THE EXERCISE: Collect from the data below each line with "text".

PROVIDED MATERIAL:
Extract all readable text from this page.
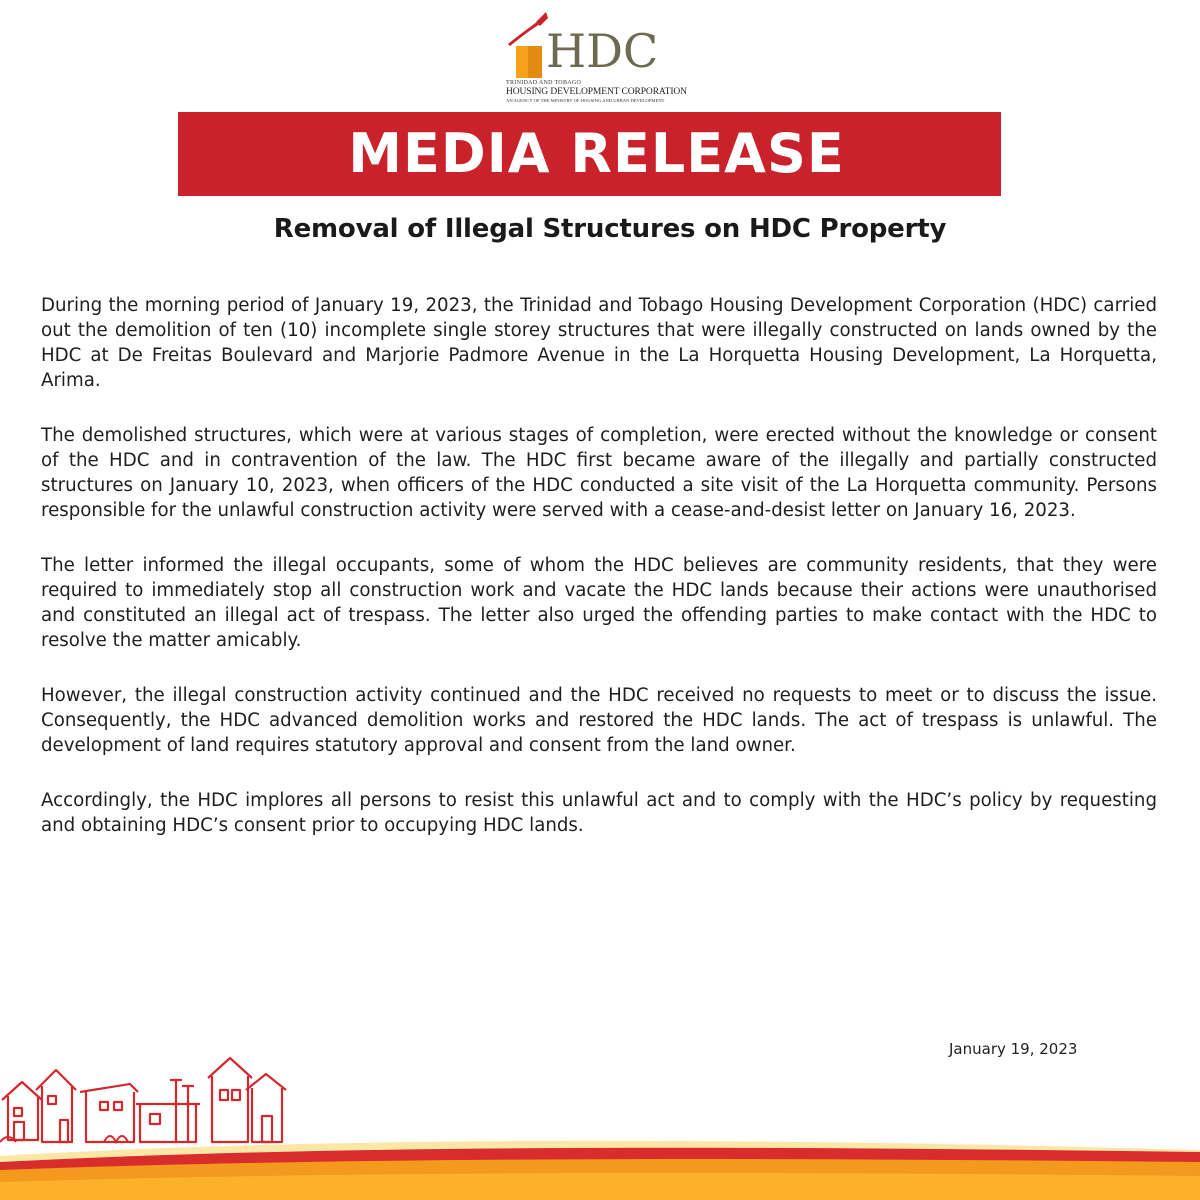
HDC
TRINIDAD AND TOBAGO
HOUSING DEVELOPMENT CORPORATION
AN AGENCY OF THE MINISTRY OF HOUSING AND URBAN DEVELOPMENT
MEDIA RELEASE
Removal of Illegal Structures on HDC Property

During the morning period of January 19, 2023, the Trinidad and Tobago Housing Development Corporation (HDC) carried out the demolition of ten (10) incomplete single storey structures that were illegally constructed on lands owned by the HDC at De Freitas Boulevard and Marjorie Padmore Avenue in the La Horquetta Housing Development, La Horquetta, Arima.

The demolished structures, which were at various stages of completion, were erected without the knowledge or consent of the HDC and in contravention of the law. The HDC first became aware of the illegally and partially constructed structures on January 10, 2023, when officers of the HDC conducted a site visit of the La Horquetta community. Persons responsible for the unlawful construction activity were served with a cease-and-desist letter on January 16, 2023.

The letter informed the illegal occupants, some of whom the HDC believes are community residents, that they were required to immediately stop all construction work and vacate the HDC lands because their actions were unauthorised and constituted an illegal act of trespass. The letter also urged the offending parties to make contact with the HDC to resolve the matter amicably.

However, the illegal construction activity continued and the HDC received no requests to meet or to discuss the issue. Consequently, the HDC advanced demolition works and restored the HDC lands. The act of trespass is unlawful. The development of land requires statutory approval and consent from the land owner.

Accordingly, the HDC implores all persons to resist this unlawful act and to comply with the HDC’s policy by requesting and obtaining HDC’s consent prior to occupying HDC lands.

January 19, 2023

==

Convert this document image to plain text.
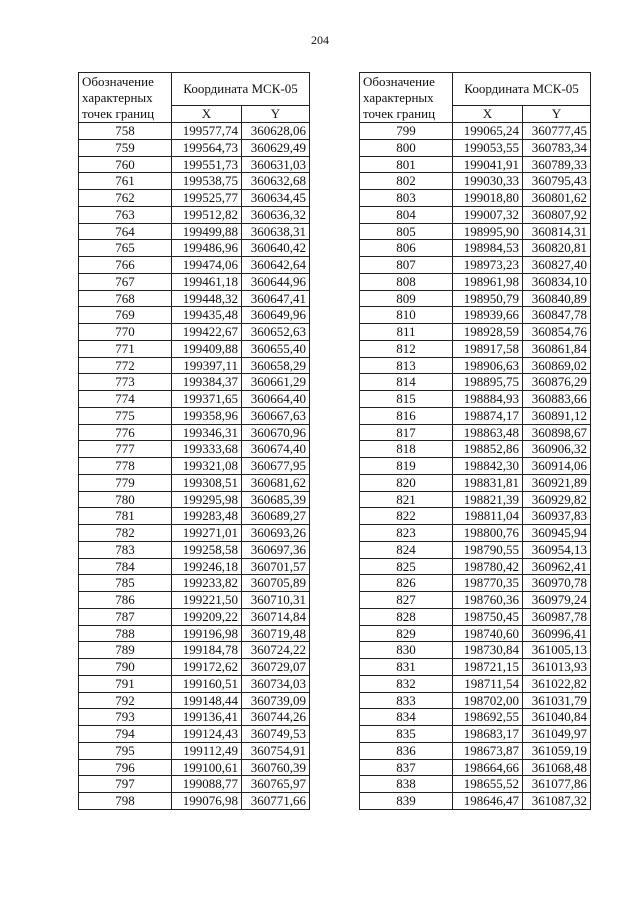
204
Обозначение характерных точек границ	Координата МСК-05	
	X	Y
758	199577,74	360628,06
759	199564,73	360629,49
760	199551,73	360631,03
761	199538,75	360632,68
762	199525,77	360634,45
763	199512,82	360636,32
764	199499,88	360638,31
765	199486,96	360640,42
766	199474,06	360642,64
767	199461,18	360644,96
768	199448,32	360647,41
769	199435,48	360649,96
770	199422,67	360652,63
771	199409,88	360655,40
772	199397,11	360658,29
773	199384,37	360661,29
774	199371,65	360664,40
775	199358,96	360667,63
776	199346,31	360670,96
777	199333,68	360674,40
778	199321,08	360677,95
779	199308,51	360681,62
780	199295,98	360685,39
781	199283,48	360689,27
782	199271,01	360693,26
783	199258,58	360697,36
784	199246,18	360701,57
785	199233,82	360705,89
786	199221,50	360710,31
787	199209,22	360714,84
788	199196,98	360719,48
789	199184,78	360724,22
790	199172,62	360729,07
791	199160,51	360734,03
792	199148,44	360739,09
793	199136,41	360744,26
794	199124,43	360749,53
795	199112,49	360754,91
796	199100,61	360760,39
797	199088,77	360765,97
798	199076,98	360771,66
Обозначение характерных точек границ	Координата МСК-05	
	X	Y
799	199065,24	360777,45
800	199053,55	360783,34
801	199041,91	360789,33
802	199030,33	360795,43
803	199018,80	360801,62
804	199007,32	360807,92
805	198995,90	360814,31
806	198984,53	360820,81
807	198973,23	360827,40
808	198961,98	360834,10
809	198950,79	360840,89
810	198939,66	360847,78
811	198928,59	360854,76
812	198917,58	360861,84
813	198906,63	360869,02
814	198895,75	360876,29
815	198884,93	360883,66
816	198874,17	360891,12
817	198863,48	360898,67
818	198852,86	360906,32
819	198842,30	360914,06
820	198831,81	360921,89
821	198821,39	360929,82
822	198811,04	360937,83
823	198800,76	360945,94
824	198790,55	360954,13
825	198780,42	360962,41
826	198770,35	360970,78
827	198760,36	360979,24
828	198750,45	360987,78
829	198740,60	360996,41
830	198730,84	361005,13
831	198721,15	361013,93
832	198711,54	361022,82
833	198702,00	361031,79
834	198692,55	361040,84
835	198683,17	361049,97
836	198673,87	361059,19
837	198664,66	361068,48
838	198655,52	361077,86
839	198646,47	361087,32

RESULT:
Extract all readable text from this page.
Convert this document image to plain text.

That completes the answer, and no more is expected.